_Extracted records_.
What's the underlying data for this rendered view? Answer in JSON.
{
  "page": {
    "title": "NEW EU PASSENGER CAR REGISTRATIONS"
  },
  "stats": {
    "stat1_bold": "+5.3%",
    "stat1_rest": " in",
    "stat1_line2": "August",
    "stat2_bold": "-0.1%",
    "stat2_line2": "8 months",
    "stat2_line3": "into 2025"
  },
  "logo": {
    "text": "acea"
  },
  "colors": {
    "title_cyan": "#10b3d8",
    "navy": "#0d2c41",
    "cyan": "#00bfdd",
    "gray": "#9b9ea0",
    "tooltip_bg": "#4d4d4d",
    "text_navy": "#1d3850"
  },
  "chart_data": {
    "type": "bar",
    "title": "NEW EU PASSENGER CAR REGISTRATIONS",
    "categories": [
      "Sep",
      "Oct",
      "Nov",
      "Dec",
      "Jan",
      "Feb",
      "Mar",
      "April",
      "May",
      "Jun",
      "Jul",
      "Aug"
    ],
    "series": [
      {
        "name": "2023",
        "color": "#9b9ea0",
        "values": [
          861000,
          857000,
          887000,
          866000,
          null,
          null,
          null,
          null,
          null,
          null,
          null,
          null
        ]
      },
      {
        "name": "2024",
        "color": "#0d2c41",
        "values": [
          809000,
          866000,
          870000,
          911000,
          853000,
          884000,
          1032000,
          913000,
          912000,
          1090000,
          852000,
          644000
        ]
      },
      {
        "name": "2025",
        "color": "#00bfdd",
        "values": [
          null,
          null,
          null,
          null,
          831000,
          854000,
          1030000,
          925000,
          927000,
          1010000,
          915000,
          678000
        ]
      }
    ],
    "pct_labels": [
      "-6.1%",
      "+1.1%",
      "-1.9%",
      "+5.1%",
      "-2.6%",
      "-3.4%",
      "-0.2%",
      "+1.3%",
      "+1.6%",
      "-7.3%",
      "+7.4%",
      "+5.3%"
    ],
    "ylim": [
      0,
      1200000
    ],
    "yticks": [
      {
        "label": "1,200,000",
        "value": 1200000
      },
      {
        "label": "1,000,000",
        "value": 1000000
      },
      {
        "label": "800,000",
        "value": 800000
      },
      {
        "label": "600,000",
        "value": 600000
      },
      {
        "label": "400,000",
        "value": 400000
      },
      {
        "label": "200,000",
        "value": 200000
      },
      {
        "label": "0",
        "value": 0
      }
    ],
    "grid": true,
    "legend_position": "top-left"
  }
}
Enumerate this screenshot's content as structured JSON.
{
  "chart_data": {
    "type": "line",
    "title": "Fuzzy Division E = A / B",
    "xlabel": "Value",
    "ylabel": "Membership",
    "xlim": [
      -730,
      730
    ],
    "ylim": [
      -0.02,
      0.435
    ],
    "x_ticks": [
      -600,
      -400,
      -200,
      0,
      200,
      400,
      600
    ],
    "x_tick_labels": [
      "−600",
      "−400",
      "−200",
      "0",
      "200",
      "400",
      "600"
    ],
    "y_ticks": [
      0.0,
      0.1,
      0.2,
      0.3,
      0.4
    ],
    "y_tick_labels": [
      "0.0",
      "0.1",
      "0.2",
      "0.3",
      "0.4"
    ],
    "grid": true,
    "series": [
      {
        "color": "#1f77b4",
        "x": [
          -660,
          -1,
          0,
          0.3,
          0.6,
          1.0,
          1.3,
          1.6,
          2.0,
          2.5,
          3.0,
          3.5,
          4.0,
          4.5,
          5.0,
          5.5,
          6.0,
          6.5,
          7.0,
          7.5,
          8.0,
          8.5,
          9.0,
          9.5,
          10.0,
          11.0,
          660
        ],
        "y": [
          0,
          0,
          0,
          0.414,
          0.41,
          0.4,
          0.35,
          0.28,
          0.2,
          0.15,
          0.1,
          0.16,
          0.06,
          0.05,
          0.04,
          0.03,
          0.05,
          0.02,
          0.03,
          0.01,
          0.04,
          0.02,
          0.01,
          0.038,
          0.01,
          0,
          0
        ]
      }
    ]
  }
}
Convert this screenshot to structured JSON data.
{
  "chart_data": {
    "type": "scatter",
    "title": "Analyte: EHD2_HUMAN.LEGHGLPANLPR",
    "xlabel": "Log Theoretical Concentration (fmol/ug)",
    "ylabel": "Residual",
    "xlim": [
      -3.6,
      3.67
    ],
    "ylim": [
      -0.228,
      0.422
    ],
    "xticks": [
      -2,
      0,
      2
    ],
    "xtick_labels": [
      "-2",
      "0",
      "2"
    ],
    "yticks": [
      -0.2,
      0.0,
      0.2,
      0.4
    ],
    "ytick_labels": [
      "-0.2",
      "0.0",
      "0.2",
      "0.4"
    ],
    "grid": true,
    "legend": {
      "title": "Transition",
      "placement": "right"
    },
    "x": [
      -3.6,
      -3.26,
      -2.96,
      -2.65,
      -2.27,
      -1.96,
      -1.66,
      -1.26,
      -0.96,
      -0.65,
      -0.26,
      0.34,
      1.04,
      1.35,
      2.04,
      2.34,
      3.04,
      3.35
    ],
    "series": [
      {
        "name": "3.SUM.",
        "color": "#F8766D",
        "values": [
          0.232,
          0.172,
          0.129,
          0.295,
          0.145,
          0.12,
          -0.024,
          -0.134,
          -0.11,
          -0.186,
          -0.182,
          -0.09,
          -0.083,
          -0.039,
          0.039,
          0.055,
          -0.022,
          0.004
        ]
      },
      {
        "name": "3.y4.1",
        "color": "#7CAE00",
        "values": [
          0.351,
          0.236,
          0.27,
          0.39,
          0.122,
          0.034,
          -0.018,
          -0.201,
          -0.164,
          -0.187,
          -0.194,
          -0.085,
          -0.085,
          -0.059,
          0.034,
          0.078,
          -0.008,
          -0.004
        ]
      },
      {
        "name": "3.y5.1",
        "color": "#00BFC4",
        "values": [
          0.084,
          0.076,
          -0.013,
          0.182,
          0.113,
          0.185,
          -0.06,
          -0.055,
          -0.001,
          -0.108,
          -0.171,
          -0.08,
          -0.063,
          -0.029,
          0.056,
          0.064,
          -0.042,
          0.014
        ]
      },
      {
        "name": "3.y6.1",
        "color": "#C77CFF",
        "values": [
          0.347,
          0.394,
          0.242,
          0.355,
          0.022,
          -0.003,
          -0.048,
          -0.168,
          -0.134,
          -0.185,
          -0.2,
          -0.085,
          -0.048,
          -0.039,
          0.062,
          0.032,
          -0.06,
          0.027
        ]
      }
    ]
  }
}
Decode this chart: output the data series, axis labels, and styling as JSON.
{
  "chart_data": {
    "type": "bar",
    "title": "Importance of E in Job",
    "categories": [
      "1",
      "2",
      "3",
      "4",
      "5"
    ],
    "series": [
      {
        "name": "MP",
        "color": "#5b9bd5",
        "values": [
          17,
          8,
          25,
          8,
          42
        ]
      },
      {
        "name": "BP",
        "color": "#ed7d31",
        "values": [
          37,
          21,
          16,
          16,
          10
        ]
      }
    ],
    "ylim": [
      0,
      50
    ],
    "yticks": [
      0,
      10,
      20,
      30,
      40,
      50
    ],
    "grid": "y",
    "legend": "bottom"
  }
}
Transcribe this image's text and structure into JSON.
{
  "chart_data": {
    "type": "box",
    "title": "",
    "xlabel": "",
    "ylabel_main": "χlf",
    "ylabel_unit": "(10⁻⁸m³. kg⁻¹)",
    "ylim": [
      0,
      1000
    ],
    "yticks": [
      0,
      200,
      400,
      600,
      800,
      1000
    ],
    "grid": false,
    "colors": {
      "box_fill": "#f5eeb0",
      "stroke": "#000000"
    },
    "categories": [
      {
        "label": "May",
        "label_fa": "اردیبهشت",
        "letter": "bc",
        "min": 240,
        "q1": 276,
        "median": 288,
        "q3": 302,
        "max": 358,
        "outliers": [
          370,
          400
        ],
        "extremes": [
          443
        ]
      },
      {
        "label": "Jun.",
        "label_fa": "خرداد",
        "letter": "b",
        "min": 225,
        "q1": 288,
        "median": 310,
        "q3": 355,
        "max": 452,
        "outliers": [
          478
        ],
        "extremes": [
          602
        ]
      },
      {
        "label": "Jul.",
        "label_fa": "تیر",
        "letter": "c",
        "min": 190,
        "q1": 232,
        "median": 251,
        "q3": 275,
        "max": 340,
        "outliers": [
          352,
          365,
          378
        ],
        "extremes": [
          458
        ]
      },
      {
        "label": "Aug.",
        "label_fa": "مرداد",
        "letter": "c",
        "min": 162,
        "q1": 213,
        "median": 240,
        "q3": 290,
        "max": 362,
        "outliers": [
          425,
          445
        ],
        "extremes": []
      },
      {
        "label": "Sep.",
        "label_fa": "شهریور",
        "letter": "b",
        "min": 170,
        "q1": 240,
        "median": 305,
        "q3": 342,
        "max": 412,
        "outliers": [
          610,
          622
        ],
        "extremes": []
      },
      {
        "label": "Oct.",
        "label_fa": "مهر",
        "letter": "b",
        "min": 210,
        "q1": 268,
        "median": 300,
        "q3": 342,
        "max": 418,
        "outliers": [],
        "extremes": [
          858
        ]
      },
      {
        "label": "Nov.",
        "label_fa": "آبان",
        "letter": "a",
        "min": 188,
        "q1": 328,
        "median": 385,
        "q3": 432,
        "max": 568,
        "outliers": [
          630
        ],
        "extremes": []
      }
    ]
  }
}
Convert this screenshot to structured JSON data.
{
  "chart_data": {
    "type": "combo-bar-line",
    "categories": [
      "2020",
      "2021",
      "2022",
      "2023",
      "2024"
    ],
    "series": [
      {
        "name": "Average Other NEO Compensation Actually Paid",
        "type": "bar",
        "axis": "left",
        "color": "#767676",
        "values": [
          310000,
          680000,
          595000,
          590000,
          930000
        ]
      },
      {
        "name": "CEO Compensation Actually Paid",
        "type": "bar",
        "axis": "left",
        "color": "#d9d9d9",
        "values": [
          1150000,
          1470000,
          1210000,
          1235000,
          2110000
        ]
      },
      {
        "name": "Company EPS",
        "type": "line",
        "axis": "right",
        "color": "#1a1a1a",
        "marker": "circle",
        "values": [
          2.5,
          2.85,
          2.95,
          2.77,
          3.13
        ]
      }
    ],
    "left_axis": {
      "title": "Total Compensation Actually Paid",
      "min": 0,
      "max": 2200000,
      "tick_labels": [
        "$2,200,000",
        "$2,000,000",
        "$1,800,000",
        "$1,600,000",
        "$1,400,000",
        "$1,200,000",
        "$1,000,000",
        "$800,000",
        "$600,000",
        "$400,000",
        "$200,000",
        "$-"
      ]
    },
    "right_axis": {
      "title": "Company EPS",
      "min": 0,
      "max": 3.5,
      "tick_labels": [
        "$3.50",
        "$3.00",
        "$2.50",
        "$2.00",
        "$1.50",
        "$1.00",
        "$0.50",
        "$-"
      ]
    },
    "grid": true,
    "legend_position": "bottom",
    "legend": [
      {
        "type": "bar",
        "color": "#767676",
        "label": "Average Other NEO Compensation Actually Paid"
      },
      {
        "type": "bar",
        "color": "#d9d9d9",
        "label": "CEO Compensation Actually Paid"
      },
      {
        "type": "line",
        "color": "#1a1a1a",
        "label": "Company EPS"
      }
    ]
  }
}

_What is expected_.
Each line in the entries above that includes the string "Actually" should be extracted.

_Result of this task_.
        "name": "Average Other NEO Compensation Actually Paid",
        "name": "CEO Compensation Actually Paid",
      "title": "Total Compensation Actually Paid",
        "label": "Average Other NEO Compensation Actually Paid"
        "label": "CEO Compensation Actually Paid"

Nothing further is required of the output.